Prompt — Present the following entries again, word for word and in full.

Dataset rows about figures:
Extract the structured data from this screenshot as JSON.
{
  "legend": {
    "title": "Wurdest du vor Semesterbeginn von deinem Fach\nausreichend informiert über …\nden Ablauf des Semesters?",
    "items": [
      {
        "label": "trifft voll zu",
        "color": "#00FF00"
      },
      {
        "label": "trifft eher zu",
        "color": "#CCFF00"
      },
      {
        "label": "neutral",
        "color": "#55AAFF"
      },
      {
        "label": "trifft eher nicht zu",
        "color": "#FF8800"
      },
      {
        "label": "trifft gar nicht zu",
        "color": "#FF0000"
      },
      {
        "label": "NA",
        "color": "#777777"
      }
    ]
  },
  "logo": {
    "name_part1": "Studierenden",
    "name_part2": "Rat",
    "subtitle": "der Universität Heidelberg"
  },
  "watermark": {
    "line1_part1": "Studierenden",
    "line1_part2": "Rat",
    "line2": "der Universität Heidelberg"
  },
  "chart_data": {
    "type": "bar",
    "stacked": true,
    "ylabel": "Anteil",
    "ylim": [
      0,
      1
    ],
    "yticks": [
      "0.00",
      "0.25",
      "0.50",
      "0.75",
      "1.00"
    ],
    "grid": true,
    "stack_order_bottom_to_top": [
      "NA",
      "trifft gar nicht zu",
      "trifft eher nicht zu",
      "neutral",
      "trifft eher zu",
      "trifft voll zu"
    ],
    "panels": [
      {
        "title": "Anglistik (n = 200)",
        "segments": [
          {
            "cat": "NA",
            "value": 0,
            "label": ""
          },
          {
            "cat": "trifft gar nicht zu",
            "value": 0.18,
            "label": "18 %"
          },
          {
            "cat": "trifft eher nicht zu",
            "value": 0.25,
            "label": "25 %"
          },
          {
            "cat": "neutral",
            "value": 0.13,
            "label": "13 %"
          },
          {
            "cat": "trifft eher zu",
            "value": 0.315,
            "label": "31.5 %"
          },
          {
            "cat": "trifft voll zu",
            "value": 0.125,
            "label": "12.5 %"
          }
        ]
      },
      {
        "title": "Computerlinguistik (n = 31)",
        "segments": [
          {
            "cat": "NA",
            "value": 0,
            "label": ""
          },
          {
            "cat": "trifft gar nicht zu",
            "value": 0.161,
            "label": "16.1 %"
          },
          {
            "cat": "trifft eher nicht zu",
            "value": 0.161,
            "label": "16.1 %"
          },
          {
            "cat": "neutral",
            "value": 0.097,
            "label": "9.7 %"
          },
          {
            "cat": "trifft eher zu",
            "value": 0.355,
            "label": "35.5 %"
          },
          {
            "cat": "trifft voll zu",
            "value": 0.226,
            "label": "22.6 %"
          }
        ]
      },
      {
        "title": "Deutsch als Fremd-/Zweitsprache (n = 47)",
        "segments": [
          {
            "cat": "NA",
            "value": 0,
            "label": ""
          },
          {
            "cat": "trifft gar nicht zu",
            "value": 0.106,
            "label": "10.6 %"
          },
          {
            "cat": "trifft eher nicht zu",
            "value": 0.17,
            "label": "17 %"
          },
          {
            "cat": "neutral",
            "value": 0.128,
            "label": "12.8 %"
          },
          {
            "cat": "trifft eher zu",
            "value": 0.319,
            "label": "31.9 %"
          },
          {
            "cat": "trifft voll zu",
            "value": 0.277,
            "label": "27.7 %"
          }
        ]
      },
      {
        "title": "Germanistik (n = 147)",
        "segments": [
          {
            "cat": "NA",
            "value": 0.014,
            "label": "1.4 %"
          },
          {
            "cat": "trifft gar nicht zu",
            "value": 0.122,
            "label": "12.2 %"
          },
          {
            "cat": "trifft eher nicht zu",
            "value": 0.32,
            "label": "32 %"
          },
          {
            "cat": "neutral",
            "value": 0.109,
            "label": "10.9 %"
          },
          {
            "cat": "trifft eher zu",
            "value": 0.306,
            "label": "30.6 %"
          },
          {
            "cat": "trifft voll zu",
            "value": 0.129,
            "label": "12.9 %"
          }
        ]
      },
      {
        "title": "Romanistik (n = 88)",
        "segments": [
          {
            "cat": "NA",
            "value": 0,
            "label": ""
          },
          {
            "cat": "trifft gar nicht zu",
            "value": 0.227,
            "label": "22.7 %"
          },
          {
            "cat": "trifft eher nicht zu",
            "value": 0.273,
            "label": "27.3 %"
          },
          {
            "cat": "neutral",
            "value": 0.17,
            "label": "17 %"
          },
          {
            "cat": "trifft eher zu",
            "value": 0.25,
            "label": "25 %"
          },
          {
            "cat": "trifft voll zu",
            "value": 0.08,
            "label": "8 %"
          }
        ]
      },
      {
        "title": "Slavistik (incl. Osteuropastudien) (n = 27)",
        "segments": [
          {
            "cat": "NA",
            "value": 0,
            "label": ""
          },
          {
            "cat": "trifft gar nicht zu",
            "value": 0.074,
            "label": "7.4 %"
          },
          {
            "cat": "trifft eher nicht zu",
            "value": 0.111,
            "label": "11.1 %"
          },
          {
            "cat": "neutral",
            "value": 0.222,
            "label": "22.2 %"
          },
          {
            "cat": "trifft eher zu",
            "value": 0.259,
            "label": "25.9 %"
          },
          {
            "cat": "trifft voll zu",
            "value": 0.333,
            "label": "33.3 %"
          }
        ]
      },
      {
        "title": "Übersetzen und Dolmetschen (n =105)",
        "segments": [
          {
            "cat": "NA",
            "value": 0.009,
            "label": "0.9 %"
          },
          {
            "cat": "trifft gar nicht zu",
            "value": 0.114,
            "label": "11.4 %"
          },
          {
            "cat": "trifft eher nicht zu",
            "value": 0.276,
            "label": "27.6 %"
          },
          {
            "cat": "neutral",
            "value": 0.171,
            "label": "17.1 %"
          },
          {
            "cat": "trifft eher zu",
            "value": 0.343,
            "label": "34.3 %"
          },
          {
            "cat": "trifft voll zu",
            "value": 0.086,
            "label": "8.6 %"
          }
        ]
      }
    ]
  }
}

Task output —
Extract the structured data from this screenshot as JSON.
{
  "legend": {
    "title": "Wurdest du vor Semesterbeginn von deinem Fach\nausreichend informiert über …\nden Ablauf des Semesters?",
    "items": [
      {
        "label": "trifft voll zu",
        "color": "#00FF00"
      },
      {
        "label": "trifft eher zu",
        "color": "#CCFF00"
      },
      {
        "label": "neutral",
        "color": "#55AAFF"
      },
      {
        "label": "trifft eher nicht zu",
        "color": "#FF8800"
      },
      {
        "label": "trifft gar nicht zu",
        "color": "#FF0000"
      },
      {
        "label": "NA",
        "color": "#777777"
      }
    ]
  },
  "logo": {
    "name_part1": "Studierenden",
    "name_part2": "Rat",
    "subtitle": "der Universität Heidelberg"
  },
  "watermark": {
    "line1_part1": "Studierenden",
    "line1_part2": "Rat",
    "line2": "der Universität Heidelberg"
  },
  "chart_data": {
    "type": "bar",
    "stacked": true,
    "ylabel": "Anteil",
    "ylim": [
      0,
      1
    ],
    "yticks": [
      "0.00",
      "0.25",
      "0.50",
      "0.75",
      "1.00"
    ],
    "grid": true,
    "stack_order_bottom_to_top": [
      "NA",
      "trifft gar nicht zu",
      "trifft eher nicht zu",
      "neutral",
      "trifft eher zu",
      "trifft voll zu"
    ],
    "panels": [
      {
        "title": "Anglistik (n = 200)",
        "segments": [
          {
            "cat": "NA",
            "value": 0,
            "label": ""
          },
          {
            "cat": "trifft gar nicht zu",
            "value": 0.18,
            "label": "18 %"
          },
          {
            "cat": "trifft eher nicht zu",
            "value": 0.25,
            "label": "25 %"
          },
          {
            "cat": "neutral",
            "value": 0.13,
            "label": "13 %"
          },
          {
            "cat": "trifft eher zu",
            "value": 0.315,
            "label": "31.5 %"
          },
          {
            "cat": "trifft voll zu",
            "value": 0.125,
            "label": "12.5 %"
          }
        ]
      },
      {
        "title": "Computerlinguistik (n = 31)",
        "segments": [
          {
            "cat": "NA",
            "value": 0,
            "label": ""
          },
          {
            "cat": "trifft gar nicht zu",
            "value": 0.161,
            "label": "16.1 %"
          },
          {
            "cat": "trifft eher nicht zu",
            "value": 0.161,
            "label": "16.1 %"
          },
          {
            "cat": "neutral",
            "value": 0.097,
            "label": "9.7 %"
          },
          {
            "cat": "trifft eher zu",
            "value": 0.355,
            "label": "35.5 %"
          },
          {
            "cat": "trifft voll zu",
            "value": 0.226,
            "label": "22.6 %"
          }
        ]
      },
      {
        "title": "Deutsch als Fremd-/Zweitsprache (n = 47)",
        "segments": [
          {
            "cat": "NA",
            "value": 0,
            "label": ""
          },
          {
            "cat": "trifft gar nicht zu",
            "value": 0.106,
            "label": "10.6 %"
          },
          {
            "cat": "trifft eher nicht zu",
            "value": 0.17,
            "label": "17 %"
          },
          {
            "cat": "neutral",
            "value": 0.128,
            "label": "12.8 %"
          },
          {
            "cat": "trifft eher zu",
            "value": 0.319,
            "label": "31.9 %"
          },
          {
            "cat": "trifft voll zu",
            "value": 0.277,
            "label": "27.7 %"
          }
        ]
      },
      {
        "title": "Germanistik (n = 147)",
        "segments": [
          {
            "cat": "NA",
            "value": 0.014,
            "label": "1.4 %"
          },
          {
            "cat": "trifft gar nicht zu",
            "value": 0.122,
            "label": "12.2 %"
          },
          {
            "cat": "trifft eher nicht zu",
            "value": 0.32,
            "label": "32 %"
          },
          {
            "cat": "neutral",
            "value": 0.109,
            "label": "10.9 %"
          },
          {
            "cat": "trifft eher zu",
            "value": 0.306,
            "label": "30.6 %"
          },
          {
            "cat": "trifft voll zu",
            "value": 0.129,
            "label": "12.9 %"
          }
        ]
      },
      {
        "title": "Romanistik (n = 88)",
        "segments": [
          {
            "cat": "NA",
            "value": 0,
            "label": ""
          },
          {
            "cat": "trifft gar nicht zu",
            "value": 0.227,
            "label": "22.7 %"
          },
          {
            "cat": "trifft eher nicht zu",
            "value": 0.273,
            "label": "27.3 %"
          },
          {
            "cat": "neutral",
            "value": 0.17,
            "label": "17 %"
          },
          {
            "cat": "trifft eher zu",
            "value": 0.25,
            "label": "25 %"
          },
          {
            "cat": "trifft voll zu",
            "value": 0.08,
            "label": "8 %"
          }
        ]
      },
      {
        "title": "Slavistik (incl. Osteuropastudien) (n = 27)",
        "segments": [
          {
            "cat": "NA",
            "value": 0,
            "label": ""
          },
          {
            "cat": "trifft gar nicht zu",
            "value": 0.074,
            "label": "7.4 %"
          },
          {
            "cat": "trifft eher nicht zu",
            "value": 0.111,
            "label": "11.1 %"
          },
          {
            "cat": "neutral",
            "value": 0.222,
            "label": "22.2 %"
          },
          {
            "cat": "trifft eher zu",
            "value": 0.259,
            "label": "25.9 %"
          },
          {
            "cat": "trifft voll zu",
            "value": 0.333,
            "label": "33.3 %"
          }
        ]
      },
      {
        "title": "Übersetzen und Dolmetschen (n =105)",
        "segments": [
          {
            "cat": "NA",
            "value": 0.009,
            "label": "0.9 %"
          },
          {
            "cat": "trifft gar nicht zu",
            "value": 0.114,
            "label": "11.4 %"
          },
          {
            "cat": "trifft eher nicht zu",
            "value": 0.276,
            "label": "27.6 %"
          },
          {
            "cat": "neutral",
            "value": 0.171,
            "label": "17.1 %"
          },
          {
            "cat": "trifft eher zu",
            "value": 0.343,
            "label": "34.3 %"
          },
          {
            "cat": "trifft voll zu",
            "value": 0.086,
            "label": "8.6 %"
          }
        ]
      }
    ]
  }
}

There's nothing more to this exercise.